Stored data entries
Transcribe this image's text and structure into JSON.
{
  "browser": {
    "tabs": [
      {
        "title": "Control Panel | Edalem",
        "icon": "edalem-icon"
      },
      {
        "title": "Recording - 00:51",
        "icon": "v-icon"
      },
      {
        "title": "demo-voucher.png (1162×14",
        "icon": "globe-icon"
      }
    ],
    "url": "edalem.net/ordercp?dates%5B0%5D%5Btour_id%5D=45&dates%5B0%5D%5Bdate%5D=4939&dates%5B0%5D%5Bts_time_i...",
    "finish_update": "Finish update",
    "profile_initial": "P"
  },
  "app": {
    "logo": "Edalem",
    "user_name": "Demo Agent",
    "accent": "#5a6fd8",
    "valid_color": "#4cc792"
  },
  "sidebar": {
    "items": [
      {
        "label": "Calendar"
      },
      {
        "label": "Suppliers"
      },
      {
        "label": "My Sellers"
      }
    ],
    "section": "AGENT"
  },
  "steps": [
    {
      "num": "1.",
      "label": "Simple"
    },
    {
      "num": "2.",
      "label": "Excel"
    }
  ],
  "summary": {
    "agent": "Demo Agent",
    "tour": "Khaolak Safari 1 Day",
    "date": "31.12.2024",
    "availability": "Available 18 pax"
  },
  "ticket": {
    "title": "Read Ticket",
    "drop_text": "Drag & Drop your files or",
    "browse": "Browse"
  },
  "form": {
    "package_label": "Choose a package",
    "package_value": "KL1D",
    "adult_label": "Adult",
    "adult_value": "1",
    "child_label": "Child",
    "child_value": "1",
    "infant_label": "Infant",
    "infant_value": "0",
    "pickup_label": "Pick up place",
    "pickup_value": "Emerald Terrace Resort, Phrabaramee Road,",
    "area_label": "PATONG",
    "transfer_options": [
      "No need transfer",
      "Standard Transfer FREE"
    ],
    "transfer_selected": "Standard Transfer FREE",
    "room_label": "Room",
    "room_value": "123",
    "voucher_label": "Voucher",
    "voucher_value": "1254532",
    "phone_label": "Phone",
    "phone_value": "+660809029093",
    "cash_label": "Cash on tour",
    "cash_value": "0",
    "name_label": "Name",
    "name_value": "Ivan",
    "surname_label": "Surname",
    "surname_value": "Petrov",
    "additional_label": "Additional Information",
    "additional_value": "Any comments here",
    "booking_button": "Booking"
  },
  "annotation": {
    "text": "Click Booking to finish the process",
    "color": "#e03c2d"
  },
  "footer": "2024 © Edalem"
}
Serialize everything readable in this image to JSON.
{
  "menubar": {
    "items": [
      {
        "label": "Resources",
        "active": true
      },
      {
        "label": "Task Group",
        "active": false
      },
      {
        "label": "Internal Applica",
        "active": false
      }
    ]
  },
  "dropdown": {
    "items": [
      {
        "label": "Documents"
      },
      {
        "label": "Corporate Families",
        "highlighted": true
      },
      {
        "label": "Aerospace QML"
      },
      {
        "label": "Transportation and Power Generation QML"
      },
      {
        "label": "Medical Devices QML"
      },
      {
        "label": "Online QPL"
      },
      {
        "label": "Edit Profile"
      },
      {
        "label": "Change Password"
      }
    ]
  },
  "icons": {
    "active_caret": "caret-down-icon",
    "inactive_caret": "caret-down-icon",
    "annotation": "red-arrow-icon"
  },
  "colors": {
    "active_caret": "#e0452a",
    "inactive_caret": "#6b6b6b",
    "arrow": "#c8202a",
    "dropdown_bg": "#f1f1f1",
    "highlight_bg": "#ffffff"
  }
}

Required task
Extract the entries above verbatim.

The response
Transcribe this image's text and structure into JSON.
{
  "browser": {
    "tabs": [
      {
        "title": "Control Panel | Edalem",
        "icon": "edalem-icon"
      },
      {
        "title": "Recording - 00:51",
        "icon": "v-icon"
      },
      {
        "title": "demo-voucher.png (1162×14",
        "icon": "globe-icon"
      }
    ],
    "url": "edalem.net/ordercp?dates%5B0%5D%5Btour_id%5D=45&dates%5B0%5D%5Bdate%5D=4939&dates%5B0%5D%5Bts_time_i...",
    "finish_update": "Finish update",
    "profile_initial": "P"
  },
  "app": {
    "logo": "Edalem",
    "user_name": "Demo Agent",
    "accent": "#5a6fd8",
    "valid_color": "#4cc792"
  },
  "sidebar": {
    "items": [
      {
        "label": "Calendar"
      },
      {
        "label": "Suppliers"
      },
      {
        "label": "My Sellers"
      }
    ],
    "section": "AGENT"
  },
  "steps": [
    {
      "num": "1.",
      "label": "Simple"
    },
    {
      "num": "2.",
      "label": "Excel"
    }
  ],
  "summary": {
    "agent": "Demo Agent",
    "tour": "Khaolak Safari 1 Day",
    "date": "31.12.2024",
    "availability": "Available 18 pax"
  },
  "ticket": {
    "title": "Read Ticket",
    "drop_text": "Drag & Drop your files or",
    "browse": "Browse"
  },
  "form": {
    "package_label": "Choose a package",
    "package_value": "KL1D",
    "adult_label": "Adult",
    "adult_value": "1",
    "child_label": "Child",
    "child_value": "1",
    "infant_label": "Infant",
    "infant_value": "0",
    "pickup_label": "Pick up place",
    "pickup_value": "Emerald Terrace Resort, Phrabaramee Road,",
    "area_label": "PATONG",
    "transfer_options": [
      "No need transfer",
      "Standard Transfer FREE"
    ],
    "transfer_selected": "Standard Transfer FREE",
    "room_label": "Room",
    "room_value": "123",
    "voucher_label": "Voucher",
    "voucher_value": "1254532",
    "phone_label": "Phone",
    "phone_value": "+660809029093",
    "cash_label": "Cash on tour",
    "cash_value": "0",
    "name_label": "Name",
    "name_value": "Ivan",
    "surname_label": "Surname",
    "surname_value": "Petrov",
    "additional_label": "Additional Information",
    "additional_value": "Any comments here",
    "booking_button": "Booking"
  },
  "annotation": {
    "text": "Click Booking to finish the process",
    "color": "#e03c2d"
  },
  "footer": "2024 © Edalem"
}
Serialize everything readable in this image to JSON.
{
  "menubar": {
    "items": [
      {
        "label": "Resources",
        "active": true
      },
      {
        "label": "Task Group",
        "active": false
      },
      {
        "label": "Internal Applica",
        "active": false
      }
    ]
  },
  "dropdown": {
    "items": [
      {
        "label": "Documents"
      },
      {
        "label": "Corporate Families",
        "highlighted": true
      },
      {
        "label": "Aerospace QML"
      },
      {
        "label": "Transportation and Power Generation QML"
      },
      {
        "label": "Medical Devices QML"
      },
      {
        "label": "Online QPL"
      },
      {
        "label": "Edit Profile"
      },
      {
        "label": "Change Password"
      }
    ]
  },
  "icons": {
    "active_caret": "caret-down-icon",
    "inactive_caret": "caret-down-icon",
    "annotation": "red-arrow-icon"
  },
  "colors": {
    "active_caret": "#e0452a",
    "inactive_caret": "#6b6b6b",
    "arrow": "#c8202a",
    "dropdown_bg": "#f1f1f1",
    "highlight_bg": "#ffffff"
  }
}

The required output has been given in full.